Determine which lines contain the word "ngọt", then copy those lines.

============================================================

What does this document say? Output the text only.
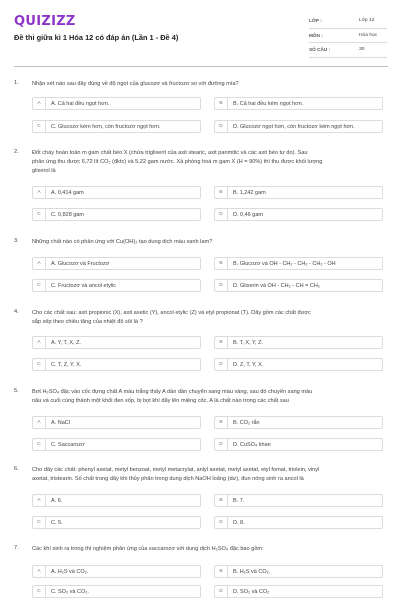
QUIZIZZ
Đề thi giữa kì 1 Hóa 12 có đáp án (Lần 1 - Đề 4)
LỚP :	Lớp 12
MÔN :	Hóa học
SỐ CÂU :	30
1. Nhận xét nào sau đây đúng về độ ngọt của glucozơ và fructozơ so với đường mía?
A	A. Cả hai đều ngọt hơn.	B	B. Cả hai đều kém ngọt hơn.
C	C. Glucozơ kém hơn, còn fructozơ ngọt hơn.	D	D. Glucozơ ngọt hơn, còn fructozơ kém ngọt hơn.
2. Đốt cháy hoàn toàn m gam chất béo X (chứa triglixerit của axit stearic, axit panmitic và các axit béo tự do). Sau
phản ứng thu được 6,72 lít CO₂ (đktc) và 5,22 gam nước. Xà phòng hoá m gam X (H = 90%) thì thu được khối lượng
glixerol là
A	A. 0,414 gam	B	B. 1,242 gam
C	C. 0,828 gam	D	D. 0,46 gam
3. Những chất nào có phản ứng với Cu(OH)₂ tạo dung dịch màu xanh lam?
A	A. Glucozơ và Fructozơ	B	B. Glucozơ và OH - CH₂ - CH₂ - CH₂ - OH
C	C. Fructozơ và ancol etylic	D	D. Glixerin và OH - CH₂ - CH = CH₂
4. Cho các chất sau: axit propionic (X), axit axetic (Y), ancol etylic (Z) và etyl propionat (T). Dãy gồm các chất được
sắp xếp theo chiều tăng của nhiệt độ sôi là ?
A	A. Y, T, X, Z.	B	B. T, X, Y, Z.
C	C. T, Z, Y, X.	D	D. Z, T, Y, X.
5. Bơt H₂SO₄ đặc vào cốc đựng chất A màu trắng thấy A dần dần chuyển sang màu vàng, sau đó chuyển sang màu
nâu và cuối cùng thành một khối đen xốp, bị bọt khí đẩy lên miệng cốc. A là chất nào trong các chất sau
A	A. NaCl	B	B. CO₂ rắn
C	C. Saccarozơ	D	D. CuSO₄ khan
6. Cho dãy các chất: phenyl axetat, metyl benzoat, metyl metacrylat, anlyl axetat, metyl axetat, etyl fomat, triolein, vinyl
axetat, tristearin. Số chất trong dãy khi thủy phân trong dung dịch NaOH loãng (dư), đun nóng sinh ra ancol là
A	A. 6.	B	B. 7.
C	C. 5.	D	D. 8.
7. Các khí sinh ra trong thí nghiệm phản ứng của saccarozơ với dung dịch H₂SO₄ đặc bao gồm:
A	A. H₂S và CO₂.	B	B. H₂S và CO₂.
C	C. SO₂ và CO₂.	D	D. SO₂ và CO₂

============================================================

▸ **CORRECT RESPONSE**
1. Nhận xét nào sau đây đúng về độ ngọt của glucozơ và fructozơ so với đường mía?
A	A. Cả hai đều ngọt hơn.	B	B. Cả hai đều kém ngọt hơn.
C	C. Glucozơ kém hơn, còn fructozơ ngọt hơn.	D	D. Glucozơ ngọt hơn, còn fructozơ kém ngọt hơn.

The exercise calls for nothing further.